■ Task description ■
Select from the records below every line that has the word "ariu" in it.
##### Extracted data
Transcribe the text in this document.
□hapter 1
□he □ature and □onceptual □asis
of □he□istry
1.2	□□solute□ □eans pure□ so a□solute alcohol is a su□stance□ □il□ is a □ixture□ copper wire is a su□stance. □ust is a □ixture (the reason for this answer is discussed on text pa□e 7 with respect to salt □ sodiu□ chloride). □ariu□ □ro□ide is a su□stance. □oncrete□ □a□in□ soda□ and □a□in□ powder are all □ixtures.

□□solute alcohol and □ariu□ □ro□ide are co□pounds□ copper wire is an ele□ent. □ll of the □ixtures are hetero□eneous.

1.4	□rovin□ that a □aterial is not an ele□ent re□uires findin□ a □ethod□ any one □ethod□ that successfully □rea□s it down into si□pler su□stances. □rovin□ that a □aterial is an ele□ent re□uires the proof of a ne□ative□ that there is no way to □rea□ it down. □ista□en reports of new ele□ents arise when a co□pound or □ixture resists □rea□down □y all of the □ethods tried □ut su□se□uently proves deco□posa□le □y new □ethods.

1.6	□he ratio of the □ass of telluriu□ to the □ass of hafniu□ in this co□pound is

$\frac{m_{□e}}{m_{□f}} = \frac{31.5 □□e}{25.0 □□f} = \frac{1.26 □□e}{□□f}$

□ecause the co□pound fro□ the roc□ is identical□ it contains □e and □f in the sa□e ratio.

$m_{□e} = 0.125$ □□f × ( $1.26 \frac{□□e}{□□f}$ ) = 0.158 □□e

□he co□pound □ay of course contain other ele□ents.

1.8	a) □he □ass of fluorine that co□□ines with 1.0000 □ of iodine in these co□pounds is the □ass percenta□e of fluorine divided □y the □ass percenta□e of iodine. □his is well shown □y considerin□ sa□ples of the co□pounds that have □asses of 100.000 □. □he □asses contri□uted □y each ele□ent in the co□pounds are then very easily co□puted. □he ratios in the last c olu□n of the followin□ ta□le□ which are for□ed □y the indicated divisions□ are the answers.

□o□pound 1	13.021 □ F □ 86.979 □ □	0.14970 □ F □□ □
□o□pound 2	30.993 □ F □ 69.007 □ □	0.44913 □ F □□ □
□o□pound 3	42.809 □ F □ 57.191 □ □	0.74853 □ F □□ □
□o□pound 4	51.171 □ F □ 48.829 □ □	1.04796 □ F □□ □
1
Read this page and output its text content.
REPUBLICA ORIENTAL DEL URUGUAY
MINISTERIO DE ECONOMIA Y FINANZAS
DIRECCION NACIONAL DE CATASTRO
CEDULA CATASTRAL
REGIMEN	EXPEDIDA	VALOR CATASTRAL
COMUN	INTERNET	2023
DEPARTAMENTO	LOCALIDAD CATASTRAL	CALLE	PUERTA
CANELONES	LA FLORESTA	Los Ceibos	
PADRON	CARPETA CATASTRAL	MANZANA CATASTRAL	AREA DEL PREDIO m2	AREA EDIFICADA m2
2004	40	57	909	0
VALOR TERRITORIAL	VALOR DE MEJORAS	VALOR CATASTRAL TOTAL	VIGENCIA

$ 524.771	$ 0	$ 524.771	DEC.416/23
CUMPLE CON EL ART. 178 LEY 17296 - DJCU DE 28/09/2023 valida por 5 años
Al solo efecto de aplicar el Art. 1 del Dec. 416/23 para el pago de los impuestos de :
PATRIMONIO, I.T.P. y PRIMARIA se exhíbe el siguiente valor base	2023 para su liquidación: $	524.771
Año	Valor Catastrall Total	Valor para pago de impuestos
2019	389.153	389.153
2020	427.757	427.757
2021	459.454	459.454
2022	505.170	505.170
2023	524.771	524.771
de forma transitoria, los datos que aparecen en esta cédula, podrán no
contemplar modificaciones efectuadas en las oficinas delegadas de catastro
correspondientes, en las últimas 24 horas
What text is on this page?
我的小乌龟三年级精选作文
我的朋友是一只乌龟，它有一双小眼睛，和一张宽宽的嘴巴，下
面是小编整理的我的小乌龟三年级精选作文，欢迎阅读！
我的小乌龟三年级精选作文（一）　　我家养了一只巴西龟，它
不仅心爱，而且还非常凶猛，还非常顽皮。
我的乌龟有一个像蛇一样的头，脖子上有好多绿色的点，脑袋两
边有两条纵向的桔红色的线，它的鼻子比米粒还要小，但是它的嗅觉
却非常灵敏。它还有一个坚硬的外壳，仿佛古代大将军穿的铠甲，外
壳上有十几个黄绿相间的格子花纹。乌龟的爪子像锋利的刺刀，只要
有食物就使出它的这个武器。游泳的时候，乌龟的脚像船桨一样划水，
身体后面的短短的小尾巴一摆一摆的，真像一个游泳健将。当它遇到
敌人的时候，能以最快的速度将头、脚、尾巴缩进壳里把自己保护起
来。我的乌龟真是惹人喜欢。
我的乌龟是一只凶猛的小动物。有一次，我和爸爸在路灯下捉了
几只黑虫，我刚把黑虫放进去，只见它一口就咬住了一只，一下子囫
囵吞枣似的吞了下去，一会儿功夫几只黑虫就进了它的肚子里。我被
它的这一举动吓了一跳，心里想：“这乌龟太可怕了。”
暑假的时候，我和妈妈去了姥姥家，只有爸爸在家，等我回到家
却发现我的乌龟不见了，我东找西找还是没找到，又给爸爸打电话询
##########
■ Written solution ■
1.2	□□solute□ □eans pure□ so a□solute alcohol is a su□stance□ □il□ is a □ixture□ copper wire is a su□stance. □ust is a □ixture (the reason for this answer is discussed on text pa□e 7 with respect to salt □ sodiu□ chloride). □ariu□ □ro□ide is a su□stance. □oncrete□ □a□in□ soda□ and □a□in□ powder are all □ixtures.
□□solute alcohol and □ariu□ □ro□ide are co□pounds□ copper wire is an ele□ent. □ll of the □ixtures are hetero□eneous.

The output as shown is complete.